(Records excerpted from a collection)
#####

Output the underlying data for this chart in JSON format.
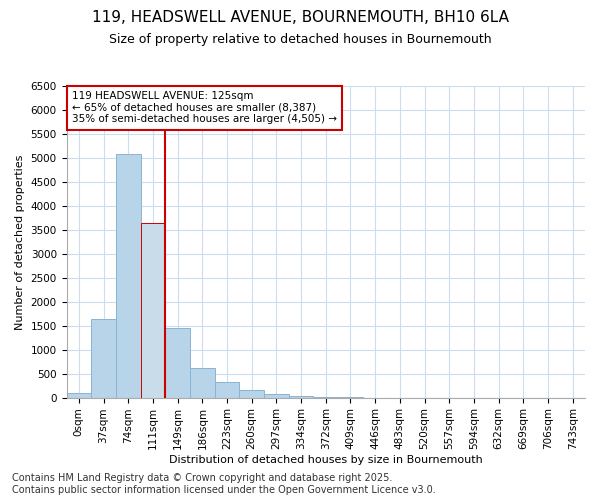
{
  "title": "119, HEADSWELL AVENUE, BOURNEMOUTH, BH10 6LA",
  "subtitle": "Size of property relative to detached houses in Bournemouth",
  "xlabel": "Distribution of detached houses by size in Bournemouth",
  "ylabel": "Number of detached properties",
  "categories": [
    "0sqm",
    "37sqm",
    "74sqm",
    "111sqm",
    "149sqm",
    "186sqm",
    "223sqm",
    "260sqm",
    "297sqm",
    "334sqm",
    "372sqm",
    "409sqm",
    "446sqm",
    "483sqm",
    "520sqm",
    "557sqm",
    "594sqm",
    "632sqm",
    "669sqm",
    "706sqm",
    "743sqm"
  ],
  "values": [
    100,
    1650,
    5100,
    3650,
    1450,
    620,
    320,
    155,
    80,
    40,
    10,
    5,
    0,
    0,
    0,
    0,
    0,
    0,
    0,
    0,
    0
  ],
  "bar_color": "#b8d4e8",
  "bar_edge_color": "#8ab4d4",
  "highlight_bar_index": 3,
  "highlight_color": "#c8dcea",
  "highlight_edge_color": "#cc0000",
  "vline_color": "#cc0000",
  "annotation_text": "119 HEADSWELL AVENUE: 125sqm\n← 65% of detached houses are smaller (8,387)\n35% of semi-detached houses are larger (4,505) →",
  "annotation_box_color": "#ffffff",
  "annotation_box_edge": "#cc0000",
  "ylim": [
    0,
    6500
  ],
  "yticks": [
    0,
    500,
    1000,
    1500,
    2000,
    2500,
    3000,
    3500,
    4000,
    4500,
    5000,
    5500,
    6000,
    6500
  ],
  "footer_text": "Contains HM Land Registry data © Crown copyright and database right 2025.\nContains public sector information licensed under the Open Government Licence v3.0.",
  "bg_color": "#ffffff",
  "plot_bg_color": "#ffffff",
  "grid_color": "#ccddee",
  "title_fontsize": 11,
  "subtitle_fontsize": 9,
  "label_fontsize": 8,
  "tick_fontsize": 7.5,
  "footer_fontsize": 7
}
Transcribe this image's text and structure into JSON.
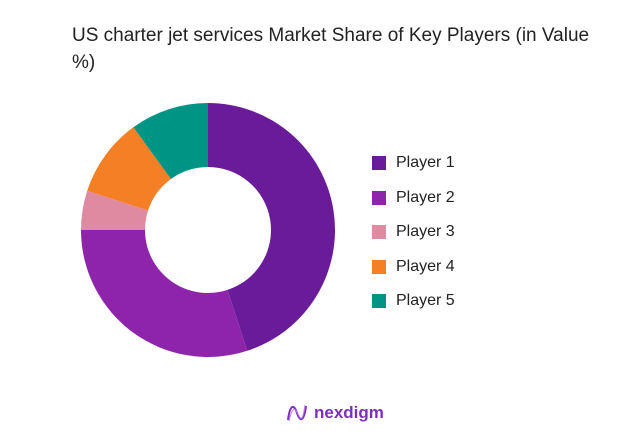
{
  "chart_data": {
    "type": "pie",
    "donut": true,
    "title": "US charter jet services Market Share of Key Players (in Value %)",
    "categories": [
      "Player 1",
      "Player 2",
      "Player 3",
      "Player 4",
      "Player 5"
    ],
    "values": [
      45,
      30,
      5,
      10,
      10
    ],
    "colors": [
      "#6a1b9a",
      "#8e24aa",
      "#de8aa0",
      "#f57f25",
      "#009485"
    ],
    "legend_placement": "right"
  },
  "brand": {
    "name": "nexdigm",
    "color": "#7b2fbe"
  }
}
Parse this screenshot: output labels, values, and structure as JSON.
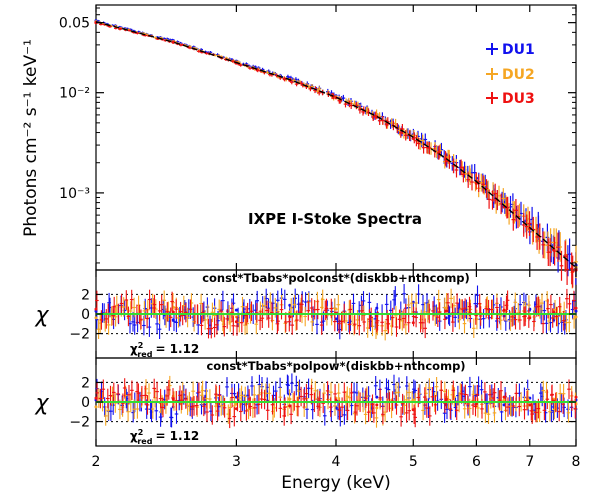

#####

WHAT YOU HAVE TO DO: Select and copy every line of the listing with the word "values".

EXERCISE SOLUTION:
  "values": [
    "values": [
Parse this screenshot: output labels, values, and structure as JSON.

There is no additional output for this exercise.